» EXERCISE OBJECTIVE: Look through the material below. Copy every line with the string "JSON" in it.

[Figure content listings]
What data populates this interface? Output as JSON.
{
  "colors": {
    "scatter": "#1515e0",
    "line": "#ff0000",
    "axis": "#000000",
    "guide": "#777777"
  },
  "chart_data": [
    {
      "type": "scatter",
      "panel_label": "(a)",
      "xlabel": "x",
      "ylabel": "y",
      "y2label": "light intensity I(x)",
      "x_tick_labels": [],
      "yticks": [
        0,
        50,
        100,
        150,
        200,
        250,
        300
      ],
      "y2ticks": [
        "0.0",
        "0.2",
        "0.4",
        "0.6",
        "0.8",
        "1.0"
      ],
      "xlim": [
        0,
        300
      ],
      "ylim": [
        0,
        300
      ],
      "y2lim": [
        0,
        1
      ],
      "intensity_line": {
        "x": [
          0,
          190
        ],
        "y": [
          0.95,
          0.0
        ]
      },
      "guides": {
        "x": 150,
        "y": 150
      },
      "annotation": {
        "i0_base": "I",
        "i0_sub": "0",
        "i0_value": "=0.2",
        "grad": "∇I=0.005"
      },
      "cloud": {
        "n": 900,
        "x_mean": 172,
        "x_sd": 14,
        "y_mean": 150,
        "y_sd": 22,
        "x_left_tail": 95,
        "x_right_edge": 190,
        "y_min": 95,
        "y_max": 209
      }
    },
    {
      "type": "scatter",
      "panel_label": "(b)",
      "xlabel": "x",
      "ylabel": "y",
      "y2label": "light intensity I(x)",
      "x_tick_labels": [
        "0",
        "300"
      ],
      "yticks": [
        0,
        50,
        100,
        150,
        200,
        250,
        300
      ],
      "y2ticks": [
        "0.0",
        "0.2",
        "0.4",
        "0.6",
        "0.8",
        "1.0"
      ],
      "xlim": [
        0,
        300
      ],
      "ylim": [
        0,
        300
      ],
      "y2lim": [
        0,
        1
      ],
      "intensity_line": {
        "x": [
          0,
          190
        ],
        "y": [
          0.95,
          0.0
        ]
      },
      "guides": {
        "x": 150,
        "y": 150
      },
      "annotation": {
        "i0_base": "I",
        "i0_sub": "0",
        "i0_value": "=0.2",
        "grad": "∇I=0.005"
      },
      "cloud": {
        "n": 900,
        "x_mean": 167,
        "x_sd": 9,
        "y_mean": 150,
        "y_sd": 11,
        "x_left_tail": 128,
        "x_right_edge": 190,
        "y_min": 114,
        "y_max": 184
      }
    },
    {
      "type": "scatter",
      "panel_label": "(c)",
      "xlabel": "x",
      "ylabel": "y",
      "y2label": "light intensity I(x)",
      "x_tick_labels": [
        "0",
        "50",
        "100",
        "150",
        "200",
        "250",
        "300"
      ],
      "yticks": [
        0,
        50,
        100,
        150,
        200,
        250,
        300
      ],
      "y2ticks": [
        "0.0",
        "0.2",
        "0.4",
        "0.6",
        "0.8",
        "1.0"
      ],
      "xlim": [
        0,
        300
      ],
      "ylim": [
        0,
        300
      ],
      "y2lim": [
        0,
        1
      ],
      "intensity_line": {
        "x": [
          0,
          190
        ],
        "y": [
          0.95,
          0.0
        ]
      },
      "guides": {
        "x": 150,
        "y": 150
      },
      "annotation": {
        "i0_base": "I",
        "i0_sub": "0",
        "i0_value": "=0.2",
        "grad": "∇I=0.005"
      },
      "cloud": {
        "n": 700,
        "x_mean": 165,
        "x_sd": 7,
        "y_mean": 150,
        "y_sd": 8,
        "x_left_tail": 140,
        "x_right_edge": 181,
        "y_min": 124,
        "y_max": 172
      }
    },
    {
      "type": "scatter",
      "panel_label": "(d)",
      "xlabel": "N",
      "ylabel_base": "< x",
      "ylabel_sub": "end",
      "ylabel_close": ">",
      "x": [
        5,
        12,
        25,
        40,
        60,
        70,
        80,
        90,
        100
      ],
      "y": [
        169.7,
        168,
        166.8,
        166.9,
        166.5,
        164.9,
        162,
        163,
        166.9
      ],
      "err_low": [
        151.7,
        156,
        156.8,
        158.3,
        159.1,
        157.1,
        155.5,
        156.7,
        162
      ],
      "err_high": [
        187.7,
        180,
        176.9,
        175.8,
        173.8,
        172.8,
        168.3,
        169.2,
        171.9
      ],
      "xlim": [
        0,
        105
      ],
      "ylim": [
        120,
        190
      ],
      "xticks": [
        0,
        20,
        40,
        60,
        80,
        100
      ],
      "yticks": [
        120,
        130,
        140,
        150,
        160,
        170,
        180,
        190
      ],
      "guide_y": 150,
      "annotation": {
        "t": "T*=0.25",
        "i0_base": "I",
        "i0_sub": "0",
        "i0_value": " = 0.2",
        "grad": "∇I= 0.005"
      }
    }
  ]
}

---

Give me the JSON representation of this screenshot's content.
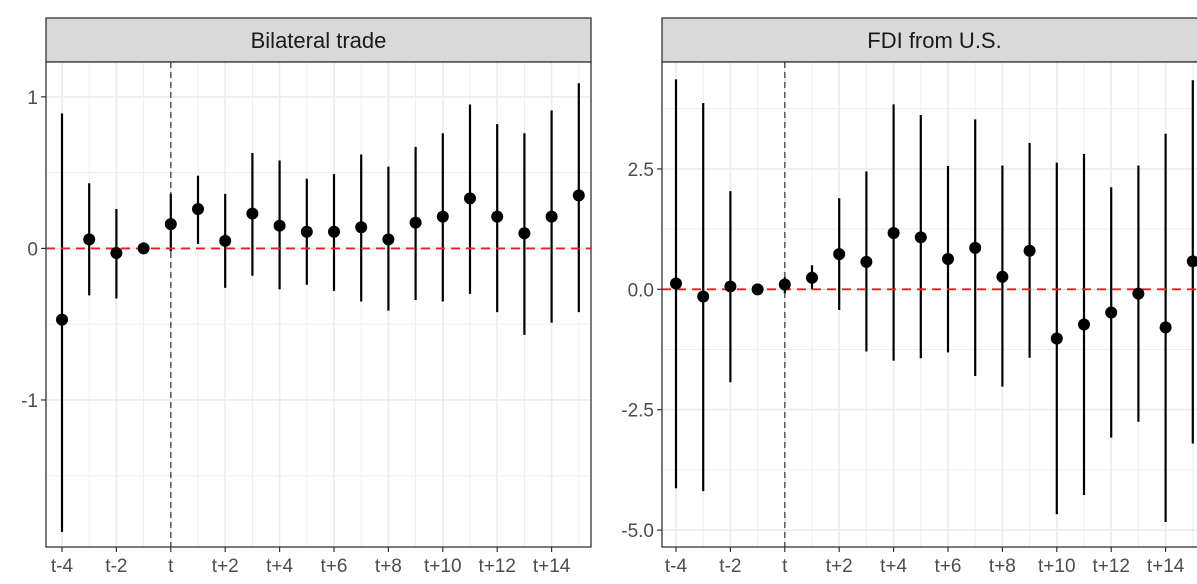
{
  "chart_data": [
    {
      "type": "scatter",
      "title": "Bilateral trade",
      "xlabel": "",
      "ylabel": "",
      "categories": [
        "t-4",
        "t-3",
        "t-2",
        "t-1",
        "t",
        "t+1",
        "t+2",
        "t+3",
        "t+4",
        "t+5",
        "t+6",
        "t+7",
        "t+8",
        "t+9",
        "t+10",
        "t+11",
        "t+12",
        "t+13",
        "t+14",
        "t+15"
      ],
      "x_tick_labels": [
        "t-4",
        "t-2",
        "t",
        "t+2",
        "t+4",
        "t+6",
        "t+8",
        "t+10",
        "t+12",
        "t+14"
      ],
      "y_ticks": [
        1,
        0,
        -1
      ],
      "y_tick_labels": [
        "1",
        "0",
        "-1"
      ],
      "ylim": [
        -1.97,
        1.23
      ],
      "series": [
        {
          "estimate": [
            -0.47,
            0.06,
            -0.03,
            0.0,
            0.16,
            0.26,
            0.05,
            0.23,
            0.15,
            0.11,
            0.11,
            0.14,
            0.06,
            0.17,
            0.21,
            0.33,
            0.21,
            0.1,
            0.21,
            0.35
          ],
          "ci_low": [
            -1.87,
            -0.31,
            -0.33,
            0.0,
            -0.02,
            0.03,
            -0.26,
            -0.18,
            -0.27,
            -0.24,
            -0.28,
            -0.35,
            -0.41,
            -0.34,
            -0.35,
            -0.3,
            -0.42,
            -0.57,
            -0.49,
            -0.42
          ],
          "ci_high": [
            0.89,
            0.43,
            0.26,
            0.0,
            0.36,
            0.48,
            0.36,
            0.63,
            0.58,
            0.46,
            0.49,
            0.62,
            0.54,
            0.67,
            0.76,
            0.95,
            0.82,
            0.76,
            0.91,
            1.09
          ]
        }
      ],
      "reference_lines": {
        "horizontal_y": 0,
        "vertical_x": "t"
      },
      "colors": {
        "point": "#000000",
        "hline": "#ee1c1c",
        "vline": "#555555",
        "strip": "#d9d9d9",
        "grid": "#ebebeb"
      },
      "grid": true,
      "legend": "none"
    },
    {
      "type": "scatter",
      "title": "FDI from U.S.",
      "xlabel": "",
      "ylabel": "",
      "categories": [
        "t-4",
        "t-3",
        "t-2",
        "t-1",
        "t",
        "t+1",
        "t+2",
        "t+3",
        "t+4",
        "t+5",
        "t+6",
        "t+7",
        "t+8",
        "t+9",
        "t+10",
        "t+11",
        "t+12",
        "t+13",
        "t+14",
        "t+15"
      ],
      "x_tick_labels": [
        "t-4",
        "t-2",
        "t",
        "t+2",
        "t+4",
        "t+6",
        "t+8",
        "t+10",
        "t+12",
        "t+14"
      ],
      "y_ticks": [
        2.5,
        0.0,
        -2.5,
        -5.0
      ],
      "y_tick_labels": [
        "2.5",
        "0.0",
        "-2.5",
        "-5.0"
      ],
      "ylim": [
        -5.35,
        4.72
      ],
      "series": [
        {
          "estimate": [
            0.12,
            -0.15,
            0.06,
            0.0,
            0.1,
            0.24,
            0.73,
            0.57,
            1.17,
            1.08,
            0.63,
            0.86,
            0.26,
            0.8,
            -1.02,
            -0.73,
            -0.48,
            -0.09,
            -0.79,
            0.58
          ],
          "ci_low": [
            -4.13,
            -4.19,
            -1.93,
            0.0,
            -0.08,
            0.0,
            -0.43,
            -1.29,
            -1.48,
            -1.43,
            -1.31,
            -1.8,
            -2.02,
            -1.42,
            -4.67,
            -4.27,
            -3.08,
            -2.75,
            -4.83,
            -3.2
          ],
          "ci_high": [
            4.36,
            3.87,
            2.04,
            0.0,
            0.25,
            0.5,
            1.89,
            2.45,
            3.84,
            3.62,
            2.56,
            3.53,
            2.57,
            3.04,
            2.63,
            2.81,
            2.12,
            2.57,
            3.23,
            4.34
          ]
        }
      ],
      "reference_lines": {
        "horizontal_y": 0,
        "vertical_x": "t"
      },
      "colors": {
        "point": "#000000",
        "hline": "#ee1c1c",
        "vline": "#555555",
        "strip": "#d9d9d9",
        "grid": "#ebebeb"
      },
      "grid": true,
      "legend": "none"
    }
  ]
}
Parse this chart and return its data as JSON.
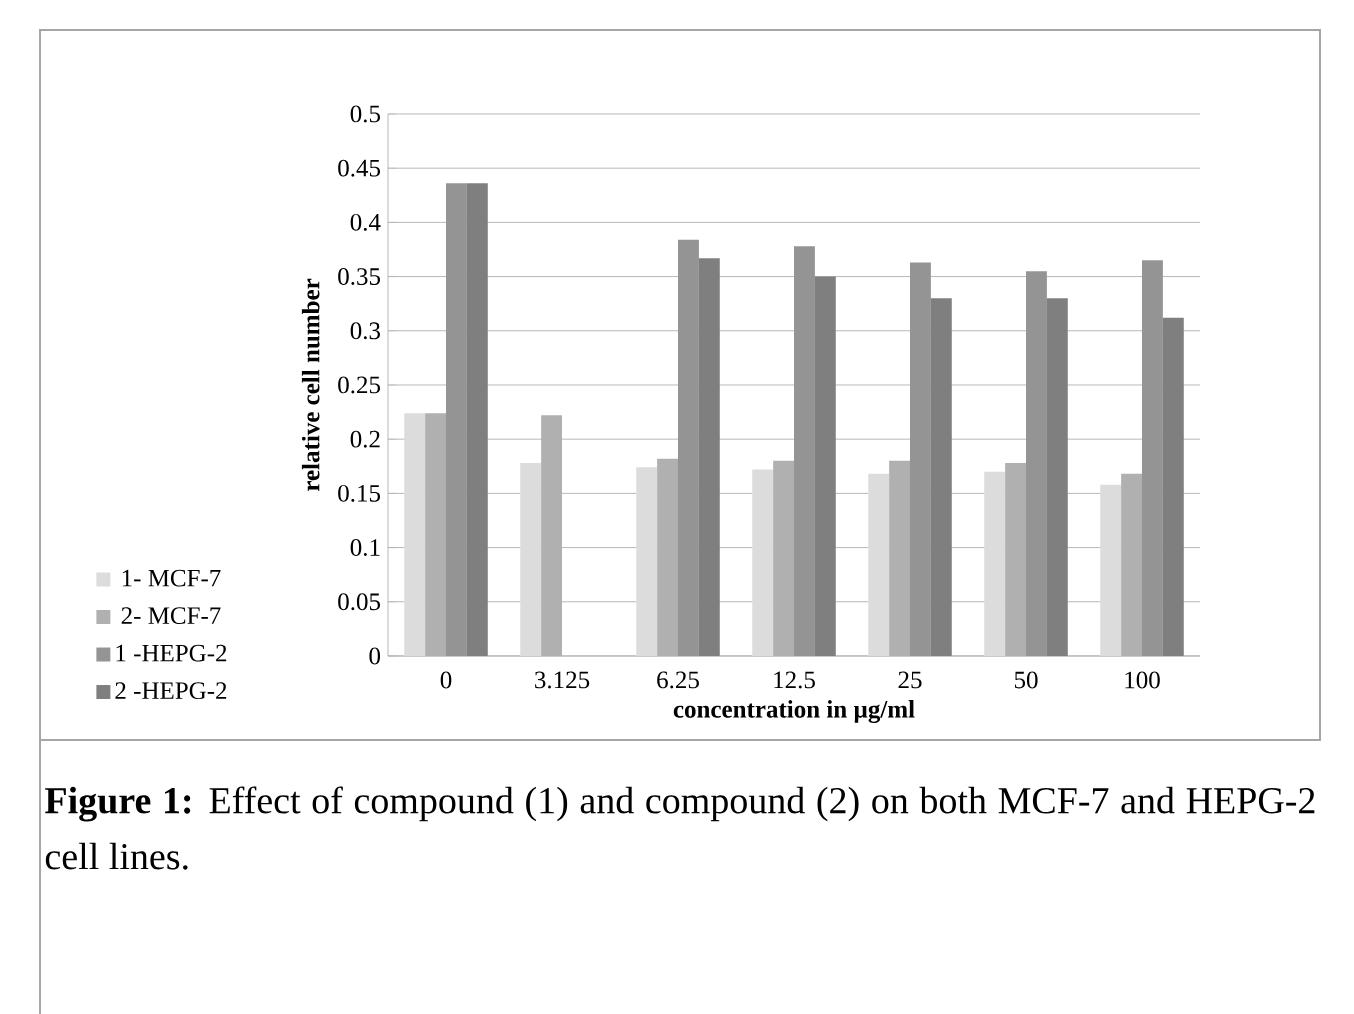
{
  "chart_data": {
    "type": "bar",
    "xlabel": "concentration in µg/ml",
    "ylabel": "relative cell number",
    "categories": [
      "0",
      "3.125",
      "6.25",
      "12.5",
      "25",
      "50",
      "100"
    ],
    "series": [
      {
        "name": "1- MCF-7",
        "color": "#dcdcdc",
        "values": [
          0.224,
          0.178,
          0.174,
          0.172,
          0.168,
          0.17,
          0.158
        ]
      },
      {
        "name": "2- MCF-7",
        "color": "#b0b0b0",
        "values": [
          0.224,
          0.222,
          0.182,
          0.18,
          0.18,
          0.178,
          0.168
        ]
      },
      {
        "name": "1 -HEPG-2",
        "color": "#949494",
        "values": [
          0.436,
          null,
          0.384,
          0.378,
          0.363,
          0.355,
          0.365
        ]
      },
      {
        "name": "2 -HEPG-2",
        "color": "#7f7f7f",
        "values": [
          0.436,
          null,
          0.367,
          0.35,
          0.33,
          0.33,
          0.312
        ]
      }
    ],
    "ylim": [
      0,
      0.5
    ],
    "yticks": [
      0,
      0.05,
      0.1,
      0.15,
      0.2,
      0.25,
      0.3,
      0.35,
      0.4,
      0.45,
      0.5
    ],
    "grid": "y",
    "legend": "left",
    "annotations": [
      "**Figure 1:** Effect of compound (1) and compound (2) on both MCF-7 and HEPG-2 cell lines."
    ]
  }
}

» ANSWER TO THE EXERCISE:
What data populates this interface? Output as JSON.
Give me the JSON representation of this screenshot's content.
Parse this chart and return its data as JSON.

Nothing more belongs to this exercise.